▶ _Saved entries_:
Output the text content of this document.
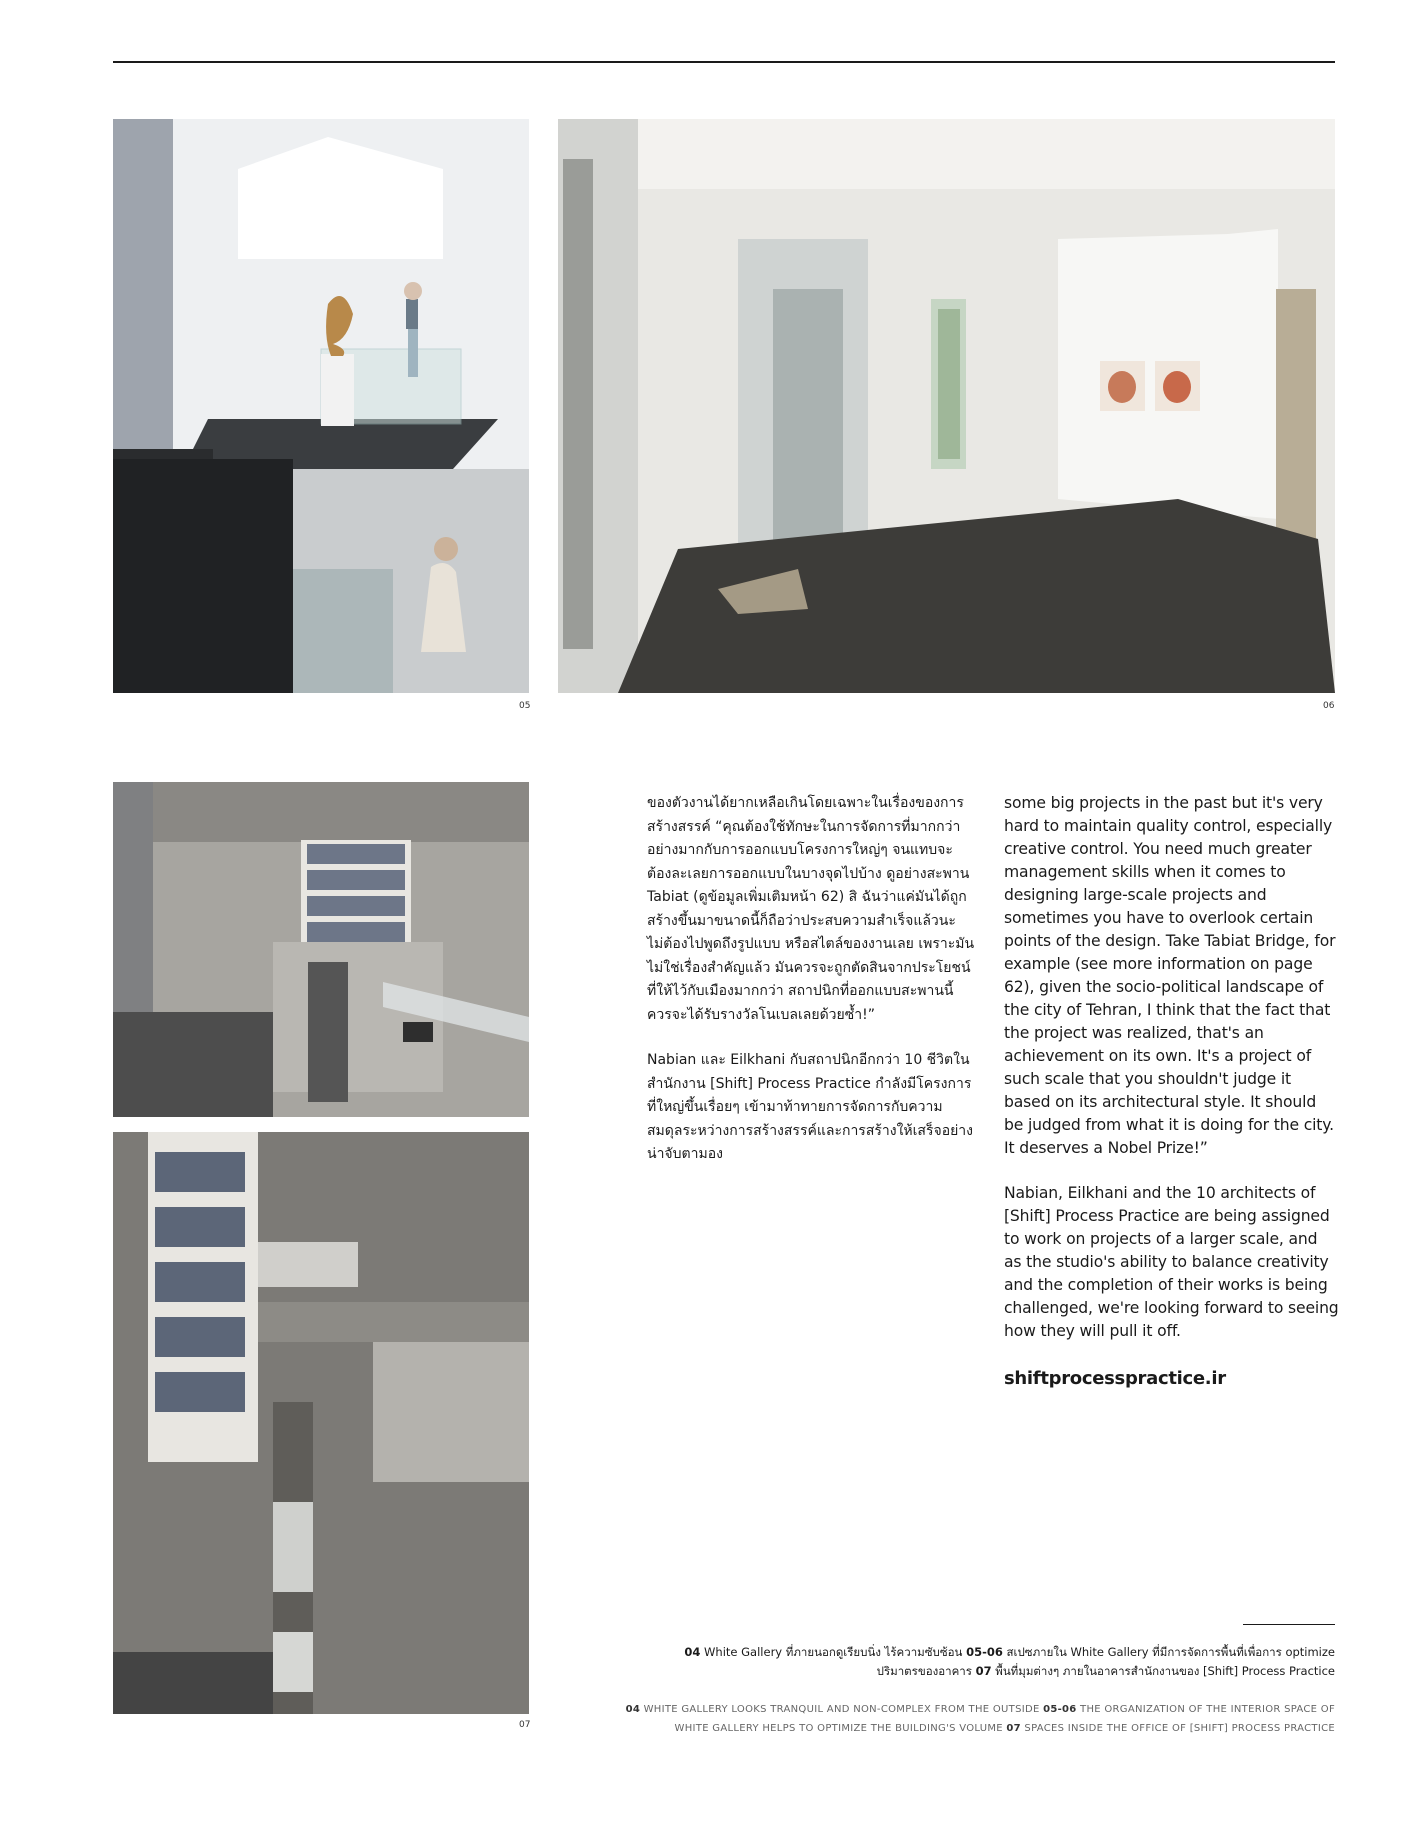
05	06
07

ของตัวงานได้ยากเหลือเกินโดยเฉพาะในเรื่องของการสร้างสรรค์ “คุณต้องใช้ทักษะในการจัดการที่มากกว่าอย่างมากกับการออกแบบโครงการใหญ่ๆ จนแทบจะต้องละเลยการออกแบบในบางจุดไปบ้าง ดูอย่างสะพาน Tabiat (ดูข้อมูลเพิ่มเติมหน้า 62) สิ ฉันว่าแค่มันได้ถูกสร้างขึ้นมาขนาดนี้ก็ถือว่าประสบความสำเร็จแล้วนะ ไม่ต้องไปพูดถึงรูปแบบ หรือสไตล์ของงานเลย เพราะมันไม่ใช่เรื่องสำคัญแล้ว มันควรจะถูกตัดสินจากประโยชน์ที่ให้ไว้กับเมืองมากกว่า สถาปนิกที่ออกแบบสะพานนี้ควรจะได้รับรางวัลโนเบลเลยด้วยซ้ำ!”

Nabian และ Eilkhani กับสถาปนิกอีกกว่า 10 ชีวิตในสำนักงาน [Shift] Process Practice กำลังมีโครงการที่ใหญ่ขึ้นเรื่อยๆ เข้ามาท้าทายการจัดการกับความสมดุลระหว่างการสร้างสรรค์และการสร้างให้เสร็จอย่างน่าจับตามอง

some big projects in the past but it's very hard to maintain quality control, especially creative control. You need much greater management skills when it comes to designing large-scale projects and sometimes you have to overlook certain points of the design. Take Tabiat Bridge, for example (see more information on page 62), given the socio-political landscape of the city of Tehran, I think that the fact that the project was realized, that's an achievement on its own. It's a project of such scale that you shouldn't judge it based on its architectural style. It should be judged from what it is doing for the city. It deserves a Nobel Prize!”

Nabian, Eilkhani and the 10 architects of [Shift] Process Practice are being assigned to work on projects of a larger scale, and as the studio's ability to balance creativity and the completion of their works is being challenged, we're looking forward to seeing how they will pull it off.

shiftprocesspractice.ir
04 White Gallery ที่ภายนอกดูเรียบนิ่ง ไร้ความซับซ้อน 05-06 สเปซภายใน White Gallery ที่มีการจัดการพื้นที่เพื่อการ optimize ปริมาตรของอาคาร 07 พื้นที่มุมต่างๆ ภายในอาคารสำนักงานของ [Shift] Process Practice
04 WHITE GALLERY LOOKS TRANQUIL AND NON-COMPLEX FROM THE OUTSIDE 05-06 THE ORGANIZATION OF THE INTERIOR SPACE OF WHITE GALLERY HELPS TO OPTIMIZE THE BUILDING'S VOLUME 07 SPACES INSIDE THE OFFICE OF [SHIFT] PROCESS PRACTICE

▶ _Set exercise_: Repeat the data in full and exactly. Omit pictures.

▶ _Response to the task_:
Output the text content of this document.
05	06
07

ของตัวงานได้ยากเหลือเกินโดยเฉพาะในเรื่องของการสร้างสรรค์ “คุณต้องใช้ทักษะในการจัดการที่มากกว่าอย่างมากกับการออกแบบโครงการใหญ่ๆ จนแทบจะต้องละเลยการออกแบบในบางจุดไปบ้าง ดูอย่างสะพาน Tabiat (ดูข้อมูลเพิ่มเติมหน้า 62) สิ ฉันว่าแค่มันได้ถูกสร้างขึ้นมาขนาดนี้ก็ถือว่าประสบความสำเร็จแล้วนะ ไม่ต้องไปพูดถึงรูปแบบ หรือสไตล์ของงานเลย เพราะมันไม่ใช่เรื่องสำคัญแล้ว มันควรจะถูกตัดสินจากประโยชน์ที่ให้ไว้กับเมืองมากกว่า สถาปนิกที่ออกแบบสะพานนี้ควรจะได้รับรางวัลโนเบลเลยด้วยซ้ำ!”

Nabian และ Eilkhani กับสถาปนิกอีกกว่า 10 ชีวิตในสำนักงาน [Shift] Process Practice กำลังมีโครงการที่ใหญ่ขึ้นเรื่อยๆ เข้ามาท้าทายการจัดการกับความสมดุลระหว่างการสร้างสรรค์และการสร้างให้เสร็จอย่างน่าจับตามอง

some big projects in the past but it's very hard to maintain quality control, especially creative control. You need much greater management skills when it comes to designing large-scale projects and sometimes you have to overlook certain points of the design. Take Tabiat Bridge, for example (see more information on page 62), given the socio-political landscape of the city of Tehran, I think that the fact that the project was realized, that's an achievement on its own. It's a project of such scale that you shouldn't judge it based on its architectural style. It should be judged from what it is doing for the city. It deserves a Nobel Prize!”

Nabian, Eilkhani and the 10 architects of [Shift] Process Practice are being assigned to work on projects of a larger scale, and as the studio's ability to balance creativity and the completion of their works is being challenged, we're looking forward to seeing how they will pull it off.

shiftprocesspractice.ir
04 White Gallery ที่ภายนอกดูเรียบนิ่ง ไร้ความซับซ้อน 05-06 สเปซภายใน White Gallery ที่มีการจัดการพื้นที่เพื่อการ optimize ปริมาตรของอาคาร 07 พื้นที่มุมต่างๆ ภายในอาคารสำนักงานของ [Shift] Process Practice
04 WHITE GALLERY LOOKS TRANQUIL AND NON-COMPLEX FROM THE OUTSIDE 05-06 THE ORGANIZATION OF THE INTERIOR SPACE OF WHITE GALLERY HELPS TO OPTIMIZE THE BUILDING'S VOLUME 07 SPACES INSIDE THE OFFICE OF [SHIFT] PROCESS PRACTICE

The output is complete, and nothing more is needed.